• [Task goal]: Check each line of the records below and collect those that include the word "sastoji".
START
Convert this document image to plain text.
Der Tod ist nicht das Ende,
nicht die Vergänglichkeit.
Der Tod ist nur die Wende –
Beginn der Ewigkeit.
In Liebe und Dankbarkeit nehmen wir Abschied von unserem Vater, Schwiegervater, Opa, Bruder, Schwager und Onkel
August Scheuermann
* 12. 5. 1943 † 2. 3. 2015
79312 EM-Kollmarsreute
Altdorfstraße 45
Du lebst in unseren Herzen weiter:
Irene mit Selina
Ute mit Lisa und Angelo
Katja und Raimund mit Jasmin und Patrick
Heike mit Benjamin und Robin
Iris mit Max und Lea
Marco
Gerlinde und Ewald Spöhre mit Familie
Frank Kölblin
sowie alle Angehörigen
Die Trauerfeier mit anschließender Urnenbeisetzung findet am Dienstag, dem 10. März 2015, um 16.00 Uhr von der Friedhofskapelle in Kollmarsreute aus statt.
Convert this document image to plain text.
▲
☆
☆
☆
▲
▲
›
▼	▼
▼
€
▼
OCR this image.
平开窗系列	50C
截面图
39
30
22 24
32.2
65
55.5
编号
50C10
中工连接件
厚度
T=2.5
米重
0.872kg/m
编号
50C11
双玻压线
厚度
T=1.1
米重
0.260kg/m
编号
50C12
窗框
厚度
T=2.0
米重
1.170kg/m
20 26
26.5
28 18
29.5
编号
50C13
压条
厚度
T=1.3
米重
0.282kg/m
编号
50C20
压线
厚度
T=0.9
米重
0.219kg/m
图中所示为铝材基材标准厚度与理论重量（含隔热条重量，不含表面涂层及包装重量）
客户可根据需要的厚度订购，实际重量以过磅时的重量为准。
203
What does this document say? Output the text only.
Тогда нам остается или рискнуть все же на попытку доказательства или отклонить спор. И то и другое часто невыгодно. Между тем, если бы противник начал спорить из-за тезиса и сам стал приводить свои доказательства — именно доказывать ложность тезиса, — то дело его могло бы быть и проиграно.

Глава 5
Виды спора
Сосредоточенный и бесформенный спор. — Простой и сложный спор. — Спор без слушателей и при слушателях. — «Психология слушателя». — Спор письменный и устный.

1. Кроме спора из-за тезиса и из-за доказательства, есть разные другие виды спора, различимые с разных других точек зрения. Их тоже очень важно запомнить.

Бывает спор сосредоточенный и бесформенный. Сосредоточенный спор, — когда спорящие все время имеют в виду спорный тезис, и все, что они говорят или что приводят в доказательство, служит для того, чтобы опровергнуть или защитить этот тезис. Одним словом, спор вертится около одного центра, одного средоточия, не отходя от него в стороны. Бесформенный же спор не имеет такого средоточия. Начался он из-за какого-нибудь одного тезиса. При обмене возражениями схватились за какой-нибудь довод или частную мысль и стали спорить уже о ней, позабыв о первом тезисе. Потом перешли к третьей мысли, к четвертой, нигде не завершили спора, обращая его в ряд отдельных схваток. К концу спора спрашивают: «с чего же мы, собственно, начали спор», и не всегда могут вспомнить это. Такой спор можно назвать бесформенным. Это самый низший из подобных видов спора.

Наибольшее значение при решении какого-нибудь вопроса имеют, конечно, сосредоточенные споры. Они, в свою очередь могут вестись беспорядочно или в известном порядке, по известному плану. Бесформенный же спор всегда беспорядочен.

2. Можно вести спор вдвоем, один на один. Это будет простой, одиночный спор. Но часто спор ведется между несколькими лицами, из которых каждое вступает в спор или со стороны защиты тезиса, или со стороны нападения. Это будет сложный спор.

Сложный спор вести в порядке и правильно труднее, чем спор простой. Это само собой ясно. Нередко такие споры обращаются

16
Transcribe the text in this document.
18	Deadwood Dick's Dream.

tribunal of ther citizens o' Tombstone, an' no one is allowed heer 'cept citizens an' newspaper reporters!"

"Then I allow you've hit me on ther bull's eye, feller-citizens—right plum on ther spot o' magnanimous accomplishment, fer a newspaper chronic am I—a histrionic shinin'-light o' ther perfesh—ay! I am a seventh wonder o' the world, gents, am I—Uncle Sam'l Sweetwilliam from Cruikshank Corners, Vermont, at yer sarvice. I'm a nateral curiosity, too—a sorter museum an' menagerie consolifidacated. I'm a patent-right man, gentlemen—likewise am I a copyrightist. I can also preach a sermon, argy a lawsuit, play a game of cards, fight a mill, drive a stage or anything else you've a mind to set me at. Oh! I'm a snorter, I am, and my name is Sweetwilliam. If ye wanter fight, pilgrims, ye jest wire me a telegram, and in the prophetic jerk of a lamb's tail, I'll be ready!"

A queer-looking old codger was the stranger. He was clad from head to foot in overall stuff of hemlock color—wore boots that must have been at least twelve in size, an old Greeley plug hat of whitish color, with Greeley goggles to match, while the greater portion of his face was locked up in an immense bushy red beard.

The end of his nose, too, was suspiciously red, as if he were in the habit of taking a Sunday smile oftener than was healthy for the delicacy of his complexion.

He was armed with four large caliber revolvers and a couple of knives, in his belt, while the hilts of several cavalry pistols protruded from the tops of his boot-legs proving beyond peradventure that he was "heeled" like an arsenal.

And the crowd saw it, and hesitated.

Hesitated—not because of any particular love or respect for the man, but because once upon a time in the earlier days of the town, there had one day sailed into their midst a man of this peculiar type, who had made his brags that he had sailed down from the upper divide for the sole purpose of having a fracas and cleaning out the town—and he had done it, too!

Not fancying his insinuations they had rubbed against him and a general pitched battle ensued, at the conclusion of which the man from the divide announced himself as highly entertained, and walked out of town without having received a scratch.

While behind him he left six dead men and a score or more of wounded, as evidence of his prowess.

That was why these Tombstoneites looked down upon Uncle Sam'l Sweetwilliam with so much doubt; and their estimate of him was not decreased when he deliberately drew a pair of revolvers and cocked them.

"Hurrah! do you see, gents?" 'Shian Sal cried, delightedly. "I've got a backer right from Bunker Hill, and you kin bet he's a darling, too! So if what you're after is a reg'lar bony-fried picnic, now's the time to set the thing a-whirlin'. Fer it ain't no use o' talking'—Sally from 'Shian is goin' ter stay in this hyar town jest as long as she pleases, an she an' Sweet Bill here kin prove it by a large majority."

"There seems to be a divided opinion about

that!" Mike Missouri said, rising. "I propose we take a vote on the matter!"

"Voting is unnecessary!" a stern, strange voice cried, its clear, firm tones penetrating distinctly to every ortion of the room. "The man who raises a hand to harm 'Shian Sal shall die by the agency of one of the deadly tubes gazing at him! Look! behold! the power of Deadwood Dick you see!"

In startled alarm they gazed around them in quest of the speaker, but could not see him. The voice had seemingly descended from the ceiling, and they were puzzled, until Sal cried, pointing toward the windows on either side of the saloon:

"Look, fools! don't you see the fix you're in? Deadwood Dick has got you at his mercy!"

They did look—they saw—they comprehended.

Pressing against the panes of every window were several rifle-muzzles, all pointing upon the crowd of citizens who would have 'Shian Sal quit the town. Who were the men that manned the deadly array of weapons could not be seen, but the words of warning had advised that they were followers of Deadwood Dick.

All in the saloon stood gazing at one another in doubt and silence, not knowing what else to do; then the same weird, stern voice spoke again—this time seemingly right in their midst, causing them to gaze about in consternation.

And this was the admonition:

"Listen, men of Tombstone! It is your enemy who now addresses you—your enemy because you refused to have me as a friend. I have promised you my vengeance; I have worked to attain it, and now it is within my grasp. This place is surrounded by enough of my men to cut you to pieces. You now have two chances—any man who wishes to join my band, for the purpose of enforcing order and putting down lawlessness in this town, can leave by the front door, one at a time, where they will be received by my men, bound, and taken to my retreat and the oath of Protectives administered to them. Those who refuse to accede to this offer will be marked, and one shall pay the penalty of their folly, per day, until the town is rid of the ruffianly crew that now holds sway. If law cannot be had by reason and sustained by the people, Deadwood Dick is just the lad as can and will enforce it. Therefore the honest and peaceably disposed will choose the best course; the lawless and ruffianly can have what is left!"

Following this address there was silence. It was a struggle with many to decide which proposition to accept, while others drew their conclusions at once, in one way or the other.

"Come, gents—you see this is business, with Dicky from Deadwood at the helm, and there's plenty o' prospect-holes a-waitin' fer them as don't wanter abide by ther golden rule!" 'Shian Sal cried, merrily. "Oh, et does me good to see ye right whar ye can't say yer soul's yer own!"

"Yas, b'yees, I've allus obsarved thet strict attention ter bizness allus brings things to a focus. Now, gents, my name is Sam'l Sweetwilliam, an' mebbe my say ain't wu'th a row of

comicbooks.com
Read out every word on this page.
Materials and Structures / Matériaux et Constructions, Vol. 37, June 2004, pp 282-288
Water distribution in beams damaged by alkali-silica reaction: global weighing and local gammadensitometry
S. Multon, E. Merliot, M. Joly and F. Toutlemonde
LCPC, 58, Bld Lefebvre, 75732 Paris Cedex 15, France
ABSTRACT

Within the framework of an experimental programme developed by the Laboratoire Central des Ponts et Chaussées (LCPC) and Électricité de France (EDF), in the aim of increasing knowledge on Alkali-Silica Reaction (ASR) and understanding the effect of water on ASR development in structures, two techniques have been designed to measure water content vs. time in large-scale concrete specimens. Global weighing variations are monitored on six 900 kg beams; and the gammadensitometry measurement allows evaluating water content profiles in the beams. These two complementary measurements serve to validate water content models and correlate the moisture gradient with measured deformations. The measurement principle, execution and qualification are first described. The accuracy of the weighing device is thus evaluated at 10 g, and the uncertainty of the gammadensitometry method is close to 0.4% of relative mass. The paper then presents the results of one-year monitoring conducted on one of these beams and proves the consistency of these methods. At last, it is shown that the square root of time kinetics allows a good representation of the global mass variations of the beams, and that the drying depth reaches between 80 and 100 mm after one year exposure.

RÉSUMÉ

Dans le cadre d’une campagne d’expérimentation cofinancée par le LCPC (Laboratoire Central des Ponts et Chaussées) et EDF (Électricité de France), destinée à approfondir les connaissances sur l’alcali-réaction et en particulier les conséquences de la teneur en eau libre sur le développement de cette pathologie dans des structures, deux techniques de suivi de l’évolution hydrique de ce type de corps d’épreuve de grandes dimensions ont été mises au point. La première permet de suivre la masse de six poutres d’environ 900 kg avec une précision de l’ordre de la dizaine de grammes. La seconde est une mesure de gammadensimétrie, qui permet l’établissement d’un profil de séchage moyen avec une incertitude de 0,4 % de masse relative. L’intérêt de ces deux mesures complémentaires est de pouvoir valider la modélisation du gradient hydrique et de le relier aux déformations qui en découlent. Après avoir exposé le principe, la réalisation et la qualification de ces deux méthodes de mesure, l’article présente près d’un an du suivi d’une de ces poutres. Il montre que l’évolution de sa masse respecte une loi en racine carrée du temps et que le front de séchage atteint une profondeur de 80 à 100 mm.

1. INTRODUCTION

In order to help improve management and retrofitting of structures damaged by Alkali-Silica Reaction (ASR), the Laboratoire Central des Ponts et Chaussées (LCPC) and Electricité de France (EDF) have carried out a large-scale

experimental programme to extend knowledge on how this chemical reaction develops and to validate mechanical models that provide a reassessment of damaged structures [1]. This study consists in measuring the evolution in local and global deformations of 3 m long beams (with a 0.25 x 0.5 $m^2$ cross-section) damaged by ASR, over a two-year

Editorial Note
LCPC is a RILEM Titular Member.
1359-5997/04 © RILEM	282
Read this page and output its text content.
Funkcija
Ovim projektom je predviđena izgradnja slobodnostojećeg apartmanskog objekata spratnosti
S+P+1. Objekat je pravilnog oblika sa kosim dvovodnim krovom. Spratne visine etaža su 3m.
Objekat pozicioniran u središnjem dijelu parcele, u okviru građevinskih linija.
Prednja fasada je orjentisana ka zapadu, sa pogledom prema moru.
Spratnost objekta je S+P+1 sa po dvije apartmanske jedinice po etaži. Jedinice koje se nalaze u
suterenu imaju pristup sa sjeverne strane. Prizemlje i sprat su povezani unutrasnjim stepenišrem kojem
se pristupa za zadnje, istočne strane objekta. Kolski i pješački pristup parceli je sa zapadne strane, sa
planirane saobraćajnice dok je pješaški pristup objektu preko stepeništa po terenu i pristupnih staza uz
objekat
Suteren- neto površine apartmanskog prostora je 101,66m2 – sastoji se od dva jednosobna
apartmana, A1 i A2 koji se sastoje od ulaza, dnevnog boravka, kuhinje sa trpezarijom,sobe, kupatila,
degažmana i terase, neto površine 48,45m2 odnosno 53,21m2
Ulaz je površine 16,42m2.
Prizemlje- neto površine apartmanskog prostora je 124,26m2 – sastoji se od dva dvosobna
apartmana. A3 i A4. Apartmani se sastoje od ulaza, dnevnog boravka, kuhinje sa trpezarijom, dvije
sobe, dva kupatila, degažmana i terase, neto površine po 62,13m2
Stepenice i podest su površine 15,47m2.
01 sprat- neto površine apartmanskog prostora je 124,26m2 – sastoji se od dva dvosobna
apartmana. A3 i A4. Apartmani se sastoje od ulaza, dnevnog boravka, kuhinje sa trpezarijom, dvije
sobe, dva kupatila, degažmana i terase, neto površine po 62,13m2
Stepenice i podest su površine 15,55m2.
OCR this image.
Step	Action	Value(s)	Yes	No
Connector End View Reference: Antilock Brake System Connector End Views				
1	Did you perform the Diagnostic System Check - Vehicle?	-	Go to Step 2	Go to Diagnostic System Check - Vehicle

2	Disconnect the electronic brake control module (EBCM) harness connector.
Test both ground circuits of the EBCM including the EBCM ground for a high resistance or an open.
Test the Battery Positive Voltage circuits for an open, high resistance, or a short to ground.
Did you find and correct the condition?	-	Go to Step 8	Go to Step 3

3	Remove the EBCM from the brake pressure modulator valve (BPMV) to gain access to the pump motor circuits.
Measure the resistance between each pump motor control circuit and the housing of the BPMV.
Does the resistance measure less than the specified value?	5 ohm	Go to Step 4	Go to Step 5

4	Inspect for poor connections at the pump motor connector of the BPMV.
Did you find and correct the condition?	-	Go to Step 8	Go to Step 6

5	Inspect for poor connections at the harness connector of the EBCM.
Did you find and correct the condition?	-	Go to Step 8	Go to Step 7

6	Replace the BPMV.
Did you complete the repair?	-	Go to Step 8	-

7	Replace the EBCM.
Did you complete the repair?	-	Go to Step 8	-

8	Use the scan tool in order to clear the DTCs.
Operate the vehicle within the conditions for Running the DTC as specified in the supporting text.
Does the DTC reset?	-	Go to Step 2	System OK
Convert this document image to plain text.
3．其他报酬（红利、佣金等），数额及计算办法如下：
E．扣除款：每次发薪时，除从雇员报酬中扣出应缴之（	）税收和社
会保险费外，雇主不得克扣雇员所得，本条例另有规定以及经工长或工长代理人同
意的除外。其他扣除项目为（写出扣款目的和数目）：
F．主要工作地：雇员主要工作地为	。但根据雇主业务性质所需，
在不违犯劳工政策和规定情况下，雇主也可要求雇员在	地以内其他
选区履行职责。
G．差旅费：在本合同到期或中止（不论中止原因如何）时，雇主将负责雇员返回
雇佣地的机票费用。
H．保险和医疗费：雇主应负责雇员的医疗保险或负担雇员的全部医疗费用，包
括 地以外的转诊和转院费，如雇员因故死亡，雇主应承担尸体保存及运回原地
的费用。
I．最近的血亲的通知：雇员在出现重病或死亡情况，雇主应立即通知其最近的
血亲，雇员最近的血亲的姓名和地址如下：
END
• [Response]:
Suteren- neto površine apartmanskog prostora je 101,66m2 – sastoji se od dva jednosobna
Prizemlje- neto površine apartmanskog prostora je 124,26m2 – sastoji se od dva dvosobna
01 sprat- neto površine apartmanskog prostora je 124,26m2 – sastoji se od dva dvosobna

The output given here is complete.